[BEGIN DATA SHOWN]

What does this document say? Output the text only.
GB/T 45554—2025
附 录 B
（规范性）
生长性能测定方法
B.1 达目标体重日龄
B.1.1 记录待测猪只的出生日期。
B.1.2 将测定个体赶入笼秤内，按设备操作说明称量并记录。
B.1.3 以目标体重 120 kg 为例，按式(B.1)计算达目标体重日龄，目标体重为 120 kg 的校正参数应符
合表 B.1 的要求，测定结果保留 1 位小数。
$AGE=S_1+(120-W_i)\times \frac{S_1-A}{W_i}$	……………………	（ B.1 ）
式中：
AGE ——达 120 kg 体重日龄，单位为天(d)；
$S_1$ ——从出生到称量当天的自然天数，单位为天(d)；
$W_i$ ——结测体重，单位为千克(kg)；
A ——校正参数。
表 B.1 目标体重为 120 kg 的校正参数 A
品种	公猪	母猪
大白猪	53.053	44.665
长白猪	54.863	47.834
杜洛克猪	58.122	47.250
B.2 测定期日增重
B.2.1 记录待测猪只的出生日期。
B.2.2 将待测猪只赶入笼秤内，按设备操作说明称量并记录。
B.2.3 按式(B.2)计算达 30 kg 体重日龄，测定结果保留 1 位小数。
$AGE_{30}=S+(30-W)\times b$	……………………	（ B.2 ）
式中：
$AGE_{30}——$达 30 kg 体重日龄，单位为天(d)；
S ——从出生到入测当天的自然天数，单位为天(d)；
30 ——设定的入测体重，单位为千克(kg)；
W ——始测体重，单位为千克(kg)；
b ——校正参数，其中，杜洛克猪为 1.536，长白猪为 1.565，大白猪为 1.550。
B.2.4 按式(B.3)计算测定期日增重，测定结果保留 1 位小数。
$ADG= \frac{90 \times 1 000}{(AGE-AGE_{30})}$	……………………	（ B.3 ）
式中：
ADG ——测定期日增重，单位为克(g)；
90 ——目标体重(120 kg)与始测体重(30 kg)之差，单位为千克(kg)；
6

[END DATA SHOWN]

▶ [PROBLEM STATEMENT]: Output an exact copy of each record.

▶ [OUTPUT]:
What does this document say? Output the text only.
GB/T 45554—2025
附 录 B
（规范性）
生长性能测定方法
B.1 达目标体重日龄
B.1.1 记录待测猪只的出生日期。
B.1.2 将测定个体赶入笼秤内，按设备操作说明称量并记录。
B.1.3 以目标体重 120 kg 为例，按式(B.1)计算达目标体重日龄，目标体重为 120 kg 的校正参数应符
合表 B.1 的要求，测定结果保留 1 位小数。
$AGE=S_1+(120-W_i)\times \frac{S_1-A}{W_i}$	……………………	（ B.1 ）
式中：
AGE ——达 120 kg 体重日龄，单位为天(d)；
$S_1$ ——从出生到称量当天的自然天数，单位为天(d)；
$W_i$ ——结测体重，单位为千克(kg)；
A ——校正参数。
表 B.1 目标体重为 120 kg 的校正参数 A
品种	公猪	母猪
大白猪	53.053	44.665
长白猪	54.863	47.834
杜洛克猪	58.122	47.250
B.2 测定期日增重
B.2.1 记录待测猪只的出生日期。
B.2.2 将待测猪只赶入笼秤内，按设备操作说明称量并记录。
B.2.3 按式(B.2)计算达 30 kg 体重日龄，测定结果保留 1 位小数。
$AGE_{30}=S+(30-W)\times b$	……………………	（ B.2 ）
式中：
$AGE_{30}——$达 30 kg 体重日龄，单位为天(d)；
S ——从出生到入测当天的自然天数，单位为天(d)；
30 ——设定的入测体重，单位为千克(kg)；
W ——始测体重，单位为千克(kg)；
b ——校正参数，其中，杜洛克猪为 1.536，长白猪为 1.565，大白猪为 1.550。
B.2.4 按式(B.3)计算测定期日增重，测定结果保留 1 位小数。
$ADG= \frac{90 \times 1 000}{(AGE-AGE_{30})}$	……………………	（ B.3 ）
式中：
ADG ——测定期日增重，单位为克(g)；
90 ——目标体重(120 kg)与始测体重(30 kg)之差，单位为千克(kg)；
6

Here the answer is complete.